**WORK INSTRUCTIONS:** Look through the material and copy each line holding "have".

-*-*-

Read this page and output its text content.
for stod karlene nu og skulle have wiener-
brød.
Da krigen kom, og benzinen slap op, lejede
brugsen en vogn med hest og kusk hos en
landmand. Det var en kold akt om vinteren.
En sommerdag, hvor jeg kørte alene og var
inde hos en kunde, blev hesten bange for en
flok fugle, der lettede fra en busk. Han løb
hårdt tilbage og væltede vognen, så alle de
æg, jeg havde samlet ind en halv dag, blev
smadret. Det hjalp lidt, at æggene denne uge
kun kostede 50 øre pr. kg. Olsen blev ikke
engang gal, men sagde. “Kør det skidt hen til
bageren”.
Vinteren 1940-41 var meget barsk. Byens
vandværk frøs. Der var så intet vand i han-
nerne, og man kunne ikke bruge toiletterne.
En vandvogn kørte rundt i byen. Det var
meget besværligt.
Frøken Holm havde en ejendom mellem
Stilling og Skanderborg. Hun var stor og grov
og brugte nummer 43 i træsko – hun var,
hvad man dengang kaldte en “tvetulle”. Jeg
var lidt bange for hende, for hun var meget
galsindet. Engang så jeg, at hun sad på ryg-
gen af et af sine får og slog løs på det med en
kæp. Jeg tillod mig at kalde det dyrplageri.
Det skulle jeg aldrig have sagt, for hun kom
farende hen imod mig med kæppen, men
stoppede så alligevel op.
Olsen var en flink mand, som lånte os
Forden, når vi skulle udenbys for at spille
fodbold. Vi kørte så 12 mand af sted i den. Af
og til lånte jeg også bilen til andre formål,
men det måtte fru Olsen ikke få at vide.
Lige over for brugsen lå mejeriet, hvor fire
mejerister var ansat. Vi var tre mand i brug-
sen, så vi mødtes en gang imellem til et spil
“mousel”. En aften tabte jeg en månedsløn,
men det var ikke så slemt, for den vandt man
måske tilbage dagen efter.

-*-*-

**EXPECTED ANSWER:**
for stod karlene nu og skulle have wiener-
Det skulle jeg aldrig have sagt, for hun kom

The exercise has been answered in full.